Exercise material section start

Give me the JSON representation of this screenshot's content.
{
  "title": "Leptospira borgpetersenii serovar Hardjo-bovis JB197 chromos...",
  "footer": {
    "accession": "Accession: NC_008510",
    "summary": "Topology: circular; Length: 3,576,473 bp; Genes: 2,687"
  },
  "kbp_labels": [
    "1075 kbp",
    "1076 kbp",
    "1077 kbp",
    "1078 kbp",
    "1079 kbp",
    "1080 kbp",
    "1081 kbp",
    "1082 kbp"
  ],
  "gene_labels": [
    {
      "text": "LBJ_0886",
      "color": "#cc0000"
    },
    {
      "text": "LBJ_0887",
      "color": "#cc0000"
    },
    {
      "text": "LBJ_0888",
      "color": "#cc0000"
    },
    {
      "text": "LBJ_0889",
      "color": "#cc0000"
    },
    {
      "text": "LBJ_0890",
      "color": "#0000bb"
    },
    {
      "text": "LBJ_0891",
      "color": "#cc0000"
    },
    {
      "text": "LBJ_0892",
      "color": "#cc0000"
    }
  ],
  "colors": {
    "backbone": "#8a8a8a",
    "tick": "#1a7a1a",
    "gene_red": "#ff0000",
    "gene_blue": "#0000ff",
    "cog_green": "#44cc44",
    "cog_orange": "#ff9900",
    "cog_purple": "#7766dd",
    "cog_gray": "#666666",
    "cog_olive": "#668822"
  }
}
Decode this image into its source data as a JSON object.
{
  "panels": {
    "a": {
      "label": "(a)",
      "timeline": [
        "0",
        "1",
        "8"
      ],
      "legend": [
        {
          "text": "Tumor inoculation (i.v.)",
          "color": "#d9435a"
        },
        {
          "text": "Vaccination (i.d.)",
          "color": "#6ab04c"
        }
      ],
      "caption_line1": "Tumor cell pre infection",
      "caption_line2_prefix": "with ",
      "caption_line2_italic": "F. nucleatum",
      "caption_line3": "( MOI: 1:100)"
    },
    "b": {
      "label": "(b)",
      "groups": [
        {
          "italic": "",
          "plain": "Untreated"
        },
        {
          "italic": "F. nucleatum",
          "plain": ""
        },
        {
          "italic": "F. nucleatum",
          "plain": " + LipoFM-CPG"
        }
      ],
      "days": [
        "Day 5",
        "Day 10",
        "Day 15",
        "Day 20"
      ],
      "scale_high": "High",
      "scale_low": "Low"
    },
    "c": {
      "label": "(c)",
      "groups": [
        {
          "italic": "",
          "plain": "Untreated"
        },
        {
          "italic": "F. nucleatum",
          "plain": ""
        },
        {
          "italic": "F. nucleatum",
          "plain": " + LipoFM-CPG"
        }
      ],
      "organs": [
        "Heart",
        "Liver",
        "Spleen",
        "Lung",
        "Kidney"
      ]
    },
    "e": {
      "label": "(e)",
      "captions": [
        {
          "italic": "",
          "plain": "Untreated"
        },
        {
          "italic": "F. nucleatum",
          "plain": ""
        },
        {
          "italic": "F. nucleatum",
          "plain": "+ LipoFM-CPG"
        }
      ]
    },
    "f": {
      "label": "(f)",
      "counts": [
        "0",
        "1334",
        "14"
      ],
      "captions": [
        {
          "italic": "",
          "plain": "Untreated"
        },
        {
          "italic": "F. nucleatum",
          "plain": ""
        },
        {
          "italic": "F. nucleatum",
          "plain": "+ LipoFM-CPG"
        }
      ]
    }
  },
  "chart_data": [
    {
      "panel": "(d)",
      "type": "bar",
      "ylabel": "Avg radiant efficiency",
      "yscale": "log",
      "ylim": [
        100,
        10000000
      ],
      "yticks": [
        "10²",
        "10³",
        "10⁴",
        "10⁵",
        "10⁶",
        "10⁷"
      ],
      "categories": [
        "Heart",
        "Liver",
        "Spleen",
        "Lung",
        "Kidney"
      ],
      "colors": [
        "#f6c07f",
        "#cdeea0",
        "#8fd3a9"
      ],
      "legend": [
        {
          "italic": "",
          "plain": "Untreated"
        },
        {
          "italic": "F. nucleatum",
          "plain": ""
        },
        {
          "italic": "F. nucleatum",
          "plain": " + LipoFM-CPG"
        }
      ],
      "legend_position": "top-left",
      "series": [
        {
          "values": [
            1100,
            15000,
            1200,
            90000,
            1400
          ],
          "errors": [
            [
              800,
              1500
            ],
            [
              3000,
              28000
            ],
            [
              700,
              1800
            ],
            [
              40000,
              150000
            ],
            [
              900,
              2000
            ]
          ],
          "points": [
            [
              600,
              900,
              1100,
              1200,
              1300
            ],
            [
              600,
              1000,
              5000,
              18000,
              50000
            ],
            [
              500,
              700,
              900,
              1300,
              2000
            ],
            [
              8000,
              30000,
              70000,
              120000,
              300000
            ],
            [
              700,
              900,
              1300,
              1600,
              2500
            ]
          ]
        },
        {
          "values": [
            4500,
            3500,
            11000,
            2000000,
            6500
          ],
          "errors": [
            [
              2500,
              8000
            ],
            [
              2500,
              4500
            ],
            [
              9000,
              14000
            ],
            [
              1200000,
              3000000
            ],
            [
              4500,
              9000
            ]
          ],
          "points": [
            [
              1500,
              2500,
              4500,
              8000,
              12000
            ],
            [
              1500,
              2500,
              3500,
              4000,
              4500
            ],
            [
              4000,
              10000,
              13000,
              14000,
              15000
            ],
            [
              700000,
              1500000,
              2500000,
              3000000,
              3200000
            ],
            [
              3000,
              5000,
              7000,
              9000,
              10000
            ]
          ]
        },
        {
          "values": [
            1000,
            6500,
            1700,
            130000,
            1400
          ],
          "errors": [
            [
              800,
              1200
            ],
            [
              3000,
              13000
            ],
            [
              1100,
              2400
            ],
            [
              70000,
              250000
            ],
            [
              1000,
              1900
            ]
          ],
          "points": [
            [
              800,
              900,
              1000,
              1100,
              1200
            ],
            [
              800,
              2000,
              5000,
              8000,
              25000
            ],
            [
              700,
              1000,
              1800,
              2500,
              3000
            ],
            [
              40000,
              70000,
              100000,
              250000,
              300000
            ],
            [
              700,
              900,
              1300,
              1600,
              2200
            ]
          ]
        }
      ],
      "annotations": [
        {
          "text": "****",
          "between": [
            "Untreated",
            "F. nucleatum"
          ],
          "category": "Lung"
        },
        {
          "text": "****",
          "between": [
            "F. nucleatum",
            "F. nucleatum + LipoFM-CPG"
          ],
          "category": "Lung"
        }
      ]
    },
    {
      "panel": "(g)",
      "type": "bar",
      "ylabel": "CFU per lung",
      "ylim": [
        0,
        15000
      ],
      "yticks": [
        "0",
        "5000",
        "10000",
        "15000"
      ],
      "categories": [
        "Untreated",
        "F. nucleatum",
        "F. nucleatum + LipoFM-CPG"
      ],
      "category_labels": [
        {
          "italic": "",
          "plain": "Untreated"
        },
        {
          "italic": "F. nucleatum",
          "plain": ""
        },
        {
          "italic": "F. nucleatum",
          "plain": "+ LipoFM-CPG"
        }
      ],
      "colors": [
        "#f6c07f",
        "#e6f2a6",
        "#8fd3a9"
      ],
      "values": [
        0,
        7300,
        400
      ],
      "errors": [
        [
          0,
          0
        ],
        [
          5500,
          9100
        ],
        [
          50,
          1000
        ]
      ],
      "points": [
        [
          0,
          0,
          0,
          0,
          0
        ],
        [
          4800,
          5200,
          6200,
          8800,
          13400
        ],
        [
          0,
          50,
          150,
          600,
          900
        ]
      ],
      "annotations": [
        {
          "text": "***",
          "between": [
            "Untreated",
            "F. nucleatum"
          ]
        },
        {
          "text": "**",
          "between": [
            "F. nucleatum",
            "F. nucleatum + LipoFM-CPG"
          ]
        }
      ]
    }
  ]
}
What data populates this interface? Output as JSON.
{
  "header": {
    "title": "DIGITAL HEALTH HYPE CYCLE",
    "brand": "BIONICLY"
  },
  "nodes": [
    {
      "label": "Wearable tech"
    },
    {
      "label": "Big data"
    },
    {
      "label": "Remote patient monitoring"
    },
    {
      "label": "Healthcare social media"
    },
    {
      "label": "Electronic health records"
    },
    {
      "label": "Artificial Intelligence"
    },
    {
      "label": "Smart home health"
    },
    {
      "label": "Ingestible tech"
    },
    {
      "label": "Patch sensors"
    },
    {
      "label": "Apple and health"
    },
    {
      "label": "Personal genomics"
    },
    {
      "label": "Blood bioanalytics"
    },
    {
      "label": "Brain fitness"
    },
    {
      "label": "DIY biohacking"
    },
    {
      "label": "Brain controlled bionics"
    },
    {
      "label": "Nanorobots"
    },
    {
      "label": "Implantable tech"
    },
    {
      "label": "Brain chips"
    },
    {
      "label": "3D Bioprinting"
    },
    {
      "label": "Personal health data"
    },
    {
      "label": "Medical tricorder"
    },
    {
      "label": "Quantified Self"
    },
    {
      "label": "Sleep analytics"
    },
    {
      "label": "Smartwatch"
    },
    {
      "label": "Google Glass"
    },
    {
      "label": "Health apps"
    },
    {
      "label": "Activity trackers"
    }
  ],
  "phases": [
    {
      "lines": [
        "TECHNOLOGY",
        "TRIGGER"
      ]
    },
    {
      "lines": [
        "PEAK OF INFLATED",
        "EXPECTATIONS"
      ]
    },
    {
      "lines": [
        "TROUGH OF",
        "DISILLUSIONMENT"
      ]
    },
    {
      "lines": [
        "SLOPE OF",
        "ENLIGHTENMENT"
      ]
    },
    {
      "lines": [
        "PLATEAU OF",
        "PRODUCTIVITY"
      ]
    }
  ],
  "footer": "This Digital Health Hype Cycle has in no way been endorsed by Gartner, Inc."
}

Exercise material section end

Problem description:
The result is a copy of every line above where the word "title" shows up.

Response box:
  "title": "Leptospira borgpetersenii serovar Hardjo-bovis JB197 chromos...",
    "title": "DIGITAL HEALTH HYPE CYCLE",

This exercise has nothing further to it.